GIVEN INSTRUCTION 1:
Answer each question using the announcement about the house church feature.
(a) What is the name of the new feature being started?
(b) According to the text, what has social media done instead of making people more social?
(c) What is the first of the two key areas on which churches are said to need to refocus?
GIVEN INSTRUCTION 2:
Translate this sentence from the announcement about the house church feature into Spanish: "The world has changed rapidly in the last hundred years."

GIVEN TEXT:
═══
I have an exciting announcement about Understand the Bible! I am going to be starting a new feature here – ‘Church with Understand the Bible’. The basic idea is to give people a resource to help them start up a house church.

But before we get onto that, let me explain some of the background.

Church to meet the needs of the 21st Century

The world has changed rapidly in the last hundred years. The world is now more secular than ever before – most people don’t have even a rudimentary understanding of Christianity. Church is seen, at best, as an irrelevance to life – something which only particularly ‘religious’ people get involved with.

At the same time, people are also living more and more atomised lives. Social media has not made us more social but instead has driven us apart – we spend more time on our screens rather than with others face-to-face. As a result of this, and various other factors, young people are feeling more and more lonely.

Despite these challenges, I think many churches are still operating as if we were still in Christendom – in particular, assuming that most people have more knowledge of the gospel than they do. I do not believe this is going to be effective going forward – surely, the experience of the church through the last 20-30 years has demonstrated this. Dwindling numbers of young people would testify to the fact that what we are doing is not working.

I have come to believe that churches, rather than continuing to do what they’ve done for years with diminishing effect, need to intentionally refocus on two key areas:

  1. Discipleship. That is, helping people make the journey all the way from knowing nothing about Christianity to living for Christ every day. Practically speaking, this means a revival of catechesis (see why Sinclair Ferguson says this is important) as well as the traditional sermon. We need to take people deeper in the faith than we have been doing.
═══
ITEMS:

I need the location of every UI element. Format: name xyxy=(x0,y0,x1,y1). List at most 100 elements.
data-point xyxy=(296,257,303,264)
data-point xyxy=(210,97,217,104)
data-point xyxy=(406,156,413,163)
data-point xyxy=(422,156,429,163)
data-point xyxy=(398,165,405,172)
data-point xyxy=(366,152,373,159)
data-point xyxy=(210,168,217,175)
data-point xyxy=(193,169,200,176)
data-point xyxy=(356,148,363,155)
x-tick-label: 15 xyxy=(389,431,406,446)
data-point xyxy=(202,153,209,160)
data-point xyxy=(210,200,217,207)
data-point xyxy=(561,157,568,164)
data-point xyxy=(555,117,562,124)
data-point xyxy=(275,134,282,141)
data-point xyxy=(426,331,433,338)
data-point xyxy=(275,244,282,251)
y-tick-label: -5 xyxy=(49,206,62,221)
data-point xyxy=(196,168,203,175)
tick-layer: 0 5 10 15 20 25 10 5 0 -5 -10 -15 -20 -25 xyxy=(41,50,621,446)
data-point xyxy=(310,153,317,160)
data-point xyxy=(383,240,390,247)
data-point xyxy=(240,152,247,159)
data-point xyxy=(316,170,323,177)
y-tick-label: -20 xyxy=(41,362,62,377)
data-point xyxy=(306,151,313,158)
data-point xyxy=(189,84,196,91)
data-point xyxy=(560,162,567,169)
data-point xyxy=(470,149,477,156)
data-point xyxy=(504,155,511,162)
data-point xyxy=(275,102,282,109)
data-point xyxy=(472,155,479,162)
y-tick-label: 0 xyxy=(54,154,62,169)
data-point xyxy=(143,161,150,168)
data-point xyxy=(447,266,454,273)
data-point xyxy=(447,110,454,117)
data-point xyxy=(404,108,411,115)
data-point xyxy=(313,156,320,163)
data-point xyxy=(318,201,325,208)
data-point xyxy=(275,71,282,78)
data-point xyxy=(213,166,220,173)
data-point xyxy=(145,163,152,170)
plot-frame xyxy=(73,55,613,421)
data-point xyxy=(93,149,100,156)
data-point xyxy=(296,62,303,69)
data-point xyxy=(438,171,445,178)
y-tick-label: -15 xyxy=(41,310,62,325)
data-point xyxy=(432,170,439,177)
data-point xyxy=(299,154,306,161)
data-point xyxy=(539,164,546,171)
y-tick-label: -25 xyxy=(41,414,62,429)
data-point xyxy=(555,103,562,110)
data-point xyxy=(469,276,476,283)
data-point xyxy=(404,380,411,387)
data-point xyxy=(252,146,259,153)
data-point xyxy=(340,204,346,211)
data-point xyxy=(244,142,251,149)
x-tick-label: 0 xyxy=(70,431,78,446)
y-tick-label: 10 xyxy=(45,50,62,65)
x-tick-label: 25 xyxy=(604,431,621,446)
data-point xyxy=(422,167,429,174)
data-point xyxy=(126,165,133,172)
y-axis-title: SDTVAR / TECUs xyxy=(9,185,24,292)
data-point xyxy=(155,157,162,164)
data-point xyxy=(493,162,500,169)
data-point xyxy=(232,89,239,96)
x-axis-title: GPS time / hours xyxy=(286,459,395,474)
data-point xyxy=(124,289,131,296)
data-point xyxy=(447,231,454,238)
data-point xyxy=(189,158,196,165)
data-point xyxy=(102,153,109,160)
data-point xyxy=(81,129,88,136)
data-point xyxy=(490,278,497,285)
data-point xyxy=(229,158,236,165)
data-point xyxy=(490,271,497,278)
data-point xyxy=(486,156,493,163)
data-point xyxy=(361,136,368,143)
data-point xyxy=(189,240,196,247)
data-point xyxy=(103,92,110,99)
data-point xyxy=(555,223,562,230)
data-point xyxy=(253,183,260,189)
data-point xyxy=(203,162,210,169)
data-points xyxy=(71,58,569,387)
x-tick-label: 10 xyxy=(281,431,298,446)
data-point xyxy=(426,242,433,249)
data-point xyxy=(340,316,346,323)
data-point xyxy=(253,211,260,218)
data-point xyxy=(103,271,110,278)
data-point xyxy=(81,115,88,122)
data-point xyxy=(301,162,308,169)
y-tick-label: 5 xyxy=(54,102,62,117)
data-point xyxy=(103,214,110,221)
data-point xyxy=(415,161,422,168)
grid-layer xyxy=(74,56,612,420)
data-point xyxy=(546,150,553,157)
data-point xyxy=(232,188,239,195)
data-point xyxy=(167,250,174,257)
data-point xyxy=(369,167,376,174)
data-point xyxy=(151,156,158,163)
═══
TASK RESPONSE 1:
(a) 'Church with Understand the Bible'
(b) It has driven people apart.
(c) Discipleship

TASK RESPONSE 2:
El mundo ha cambiado rápidamente en los últimos cien años.